- What this task involves -
Print all of the data exactly.

- Data records -
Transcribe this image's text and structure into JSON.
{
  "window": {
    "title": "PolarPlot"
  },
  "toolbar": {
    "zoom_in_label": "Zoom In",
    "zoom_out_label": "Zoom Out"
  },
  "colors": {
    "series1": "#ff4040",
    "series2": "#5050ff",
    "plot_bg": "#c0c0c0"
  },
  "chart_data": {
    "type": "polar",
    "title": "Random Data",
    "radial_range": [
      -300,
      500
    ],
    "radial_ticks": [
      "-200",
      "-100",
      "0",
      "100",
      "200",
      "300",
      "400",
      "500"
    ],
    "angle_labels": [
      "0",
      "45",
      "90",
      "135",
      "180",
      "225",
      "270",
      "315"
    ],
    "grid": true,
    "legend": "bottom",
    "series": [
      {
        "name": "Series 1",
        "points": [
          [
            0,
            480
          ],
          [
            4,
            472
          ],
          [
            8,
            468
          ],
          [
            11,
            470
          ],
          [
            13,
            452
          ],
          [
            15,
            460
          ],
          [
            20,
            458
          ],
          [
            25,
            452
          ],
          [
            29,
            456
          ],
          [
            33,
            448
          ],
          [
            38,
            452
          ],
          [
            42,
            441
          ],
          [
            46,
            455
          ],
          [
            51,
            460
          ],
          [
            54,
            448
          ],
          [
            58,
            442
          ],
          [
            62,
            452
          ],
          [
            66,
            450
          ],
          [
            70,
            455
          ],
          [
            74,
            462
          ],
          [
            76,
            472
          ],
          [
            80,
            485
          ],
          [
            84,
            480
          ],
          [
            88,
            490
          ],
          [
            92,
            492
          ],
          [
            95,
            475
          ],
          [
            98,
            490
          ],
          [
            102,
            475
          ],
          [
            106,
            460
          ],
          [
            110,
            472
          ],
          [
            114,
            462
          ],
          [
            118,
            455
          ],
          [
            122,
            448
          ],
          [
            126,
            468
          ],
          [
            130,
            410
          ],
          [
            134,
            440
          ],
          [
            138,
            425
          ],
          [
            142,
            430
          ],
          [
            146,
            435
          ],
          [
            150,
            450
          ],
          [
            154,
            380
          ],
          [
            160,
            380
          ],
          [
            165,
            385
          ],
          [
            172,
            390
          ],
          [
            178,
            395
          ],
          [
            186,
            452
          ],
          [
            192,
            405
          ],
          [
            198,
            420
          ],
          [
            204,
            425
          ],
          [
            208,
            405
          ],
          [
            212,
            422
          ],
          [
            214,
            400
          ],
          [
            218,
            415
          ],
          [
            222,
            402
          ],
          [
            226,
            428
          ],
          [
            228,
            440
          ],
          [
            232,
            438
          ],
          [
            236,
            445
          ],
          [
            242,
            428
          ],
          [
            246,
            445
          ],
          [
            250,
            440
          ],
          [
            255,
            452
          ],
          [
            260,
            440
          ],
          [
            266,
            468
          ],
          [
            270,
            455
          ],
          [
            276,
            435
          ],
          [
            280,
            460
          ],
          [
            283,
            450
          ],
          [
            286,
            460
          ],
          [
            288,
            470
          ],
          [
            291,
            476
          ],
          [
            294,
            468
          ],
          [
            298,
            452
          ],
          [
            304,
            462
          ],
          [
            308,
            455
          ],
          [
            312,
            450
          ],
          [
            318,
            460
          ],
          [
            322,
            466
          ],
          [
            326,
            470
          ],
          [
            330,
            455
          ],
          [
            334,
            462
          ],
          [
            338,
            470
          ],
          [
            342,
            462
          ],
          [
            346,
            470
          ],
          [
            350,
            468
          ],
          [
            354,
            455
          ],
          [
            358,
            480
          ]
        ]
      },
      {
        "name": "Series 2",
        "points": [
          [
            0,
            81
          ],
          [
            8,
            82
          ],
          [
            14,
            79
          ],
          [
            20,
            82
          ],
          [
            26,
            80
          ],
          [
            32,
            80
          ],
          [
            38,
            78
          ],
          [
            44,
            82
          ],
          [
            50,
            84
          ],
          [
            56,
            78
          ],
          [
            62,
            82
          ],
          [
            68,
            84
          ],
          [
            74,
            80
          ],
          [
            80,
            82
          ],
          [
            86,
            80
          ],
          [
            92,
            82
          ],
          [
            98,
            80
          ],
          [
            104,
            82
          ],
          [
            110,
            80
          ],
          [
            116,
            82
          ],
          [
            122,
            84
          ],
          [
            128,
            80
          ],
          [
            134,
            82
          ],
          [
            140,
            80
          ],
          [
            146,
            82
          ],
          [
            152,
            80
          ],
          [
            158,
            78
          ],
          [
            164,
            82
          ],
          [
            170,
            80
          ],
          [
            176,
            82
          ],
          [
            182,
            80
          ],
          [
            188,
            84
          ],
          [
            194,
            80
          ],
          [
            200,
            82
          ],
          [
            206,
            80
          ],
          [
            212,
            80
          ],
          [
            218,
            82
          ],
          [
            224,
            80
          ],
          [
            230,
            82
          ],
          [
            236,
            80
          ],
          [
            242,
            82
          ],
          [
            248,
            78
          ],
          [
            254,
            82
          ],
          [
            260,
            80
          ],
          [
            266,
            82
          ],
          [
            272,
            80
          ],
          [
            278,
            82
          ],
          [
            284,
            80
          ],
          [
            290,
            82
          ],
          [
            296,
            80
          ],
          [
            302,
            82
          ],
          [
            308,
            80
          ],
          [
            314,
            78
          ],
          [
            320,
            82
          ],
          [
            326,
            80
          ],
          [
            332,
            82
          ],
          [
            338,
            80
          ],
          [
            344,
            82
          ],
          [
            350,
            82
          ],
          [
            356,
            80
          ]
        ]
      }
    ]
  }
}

- Written solution -
Transcribe this image's text and structure into JSON.
{
  "window": {
    "title": "PolarPlot"
  },
  "toolbar": {
    "zoom_in_label": "Zoom In",
    "zoom_out_label": "Zoom Out"
  },
  "colors": {
    "series1": "#ff4040",
    "series2": "#5050ff",
    "plot_bg": "#c0c0c0"
  },
  "chart_data": {
    "type": "polar",
    "title": "Random Data",
    "radial_range": [
      -300,
      500
    ],
    "radial_ticks": [
      "-200",
      "-100",
      "0",
      "100",
      "200",
      "300",
      "400",
      "500"
    ],
    "angle_labels": [
      "0",
      "45",
      "90",
      "135",
      "180",
      "225",
      "270",
      "315"
    ],
    "grid": true,
    "legend": "bottom",
    "series": [
      {
        "name": "Series 1",
        "points": [
          [
            0,
            480
          ],
          [
            4,
            472
          ],
          [
            8,
            468
          ],
          [
            11,
            470
          ],
          [
            13,
            452
          ],
          [
            15,
            460
          ],
          [
            20,
            458
          ],
          [
            25,
            452
          ],
          [
            29,
            456
          ],
          [
            33,
            448
          ],
          [
            38,
            452
          ],
          [
            42,
            441
          ],
          [
            46,
            455
          ],
          [
            51,
            460
          ],
          [
            54,
            448
          ],
          [
            58,
            442
          ],
          [
            62,
            452
          ],
          [
            66,
            450
          ],
          [
            70,
            455
          ],
          [
            74,
            462
          ],
          [
            76,
            472
          ],
          [
            80,
            485
          ],
          [
            84,
            480
          ],
          [
            88,
            490
          ],
          [
            92,
            492
          ],
          [
            95,
            475
          ],
          [
            98,
            490
          ],
          [
            102,
            475
          ],
          [
            106,
            460
          ],
          [
            110,
            472
          ],
          [
            114,
            462
          ],
          [
            118,
            455
          ],
          [
            122,
            448
          ],
          [
            126,
            468
          ],
          [
            130,
            410
          ],
          [
            134,
            440
          ],
          [
            138,
            425
          ],
          [
            142,
            430
          ],
          [
            146,
            435
          ],
          [
            150,
            450
          ],
          [
            154,
            380
          ],
          [
            160,
            380
          ],
          [
            165,
            385
          ],
          [
            172,
            390
          ],
          [
            178,
            395
          ],
          [
            186,
            452
          ],
          [
            192,
            405
          ],
          [
            198,
            420
          ],
          [
            204,
            425
          ],
          [
            208,
            405
          ],
          [
            212,
            422
          ],
          [
            214,
            400
          ],
          [
            218,
            415
          ],
          [
            222,
            402
          ],
          [
            226,
            428
          ],
          [
            228,
            440
          ],
          [
            232,
            438
          ],
          [
            236,
            445
          ],
          [
            242,
            428
          ],
          [
            246,
            445
          ],
          [
            250,
            440
          ],
          [
            255,
            452
          ],
          [
            260,
            440
          ],
          [
            266,
            468
          ],
          [
            270,
            455
          ],
          [
            276,
            435
          ],
          [
            280,
            460
          ],
          [
            283,
            450
          ],
          [
            286,
            460
          ],
          [
            288,
            470
          ],
          [
            291,
            476
          ],
          [
            294,
            468
          ],
          [
            298,
            452
          ],
          [
            304,
            462
          ],
          [
            308,
            455
          ],
          [
            312,
            450
          ],
          [
            318,
            460
          ],
          [
            322,
            466
          ],
          [
            326,
            470
          ],
          [
            330,
            455
          ],
          [
            334,
            462
          ],
          [
            338,
            470
          ],
          [
            342,
            462
          ],
          [
            346,
            470
          ],
          [
            350,
            468
          ],
          [
            354,
            455
          ],
          [
            358,
            480
          ]
        ]
      },
      {
        "name": "Series 2",
        "points": [
          [
            0,
            81
          ],
          [
            8,
            82
          ],
          [
            14,
            79
          ],
          [
            20,
            82
          ],
          [
            26,
            80
          ],
          [
            32,
            80
          ],
          [
            38,
            78
          ],
          [
            44,
            82
          ],
          [
            50,
            84
          ],
          [
            56,
            78
          ],
          [
            62,
            82
          ],
          [
            68,
            84
          ],
          [
            74,
            80
          ],
          [
            80,
            82
          ],
          [
            86,
            80
          ],
          [
            92,
            82
          ],
          [
            98,
            80
          ],
          [
            104,
            82
          ],
          [
            110,
            80
          ],
          [
            116,
            82
          ],
          [
            122,
            84
          ],
          [
            128,
            80
          ],
          [
            134,
            82
          ],
          [
            140,
            80
          ],
          [
            146,
            82
          ],
          [
            152,
            80
          ],
          [
            158,
            78
          ],
          [
            164,
            82
          ],
          [
            170,
            80
          ],
          [
            176,
            82
          ],
          [
            182,
            80
          ],
          [
            188,
            84
          ],
          [
            194,
            80
          ],
          [
            200,
            82
          ],
          [
            206,
            80
          ],
          [
            212,
            80
          ],
          [
            218,
            82
          ],
          [
            224,
            80
          ],
          [
            230,
            82
          ],
          [
            236,
            80
          ],
          [
            242,
            82
          ],
          [
            248,
            78
          ],
          [
            254,
            82
          ],
          [
            260,
            80
          ],
          [
            266,
            82
          ],
          [
            272,
            80
          ],
          [
            278,
            82
          ],
          [
            284,
            80
          ],
          [
            290,
            82
          ],
          [
            296,
            80
          ],
          [
            302,
            82
          ],
          [
            308,
            80
          ],
          [
            314,
            78
          ],
          [
            320,
            82
          ],
          [
            326,
            80
          ],
          [
            332,
            82
          ],
          [
            338,
            80
          ],
          [
            344,
            82
          ],
          [
            350,
            82
          ],
          [
            356,
            80
          ]
        ]
      }
    ]
  }
}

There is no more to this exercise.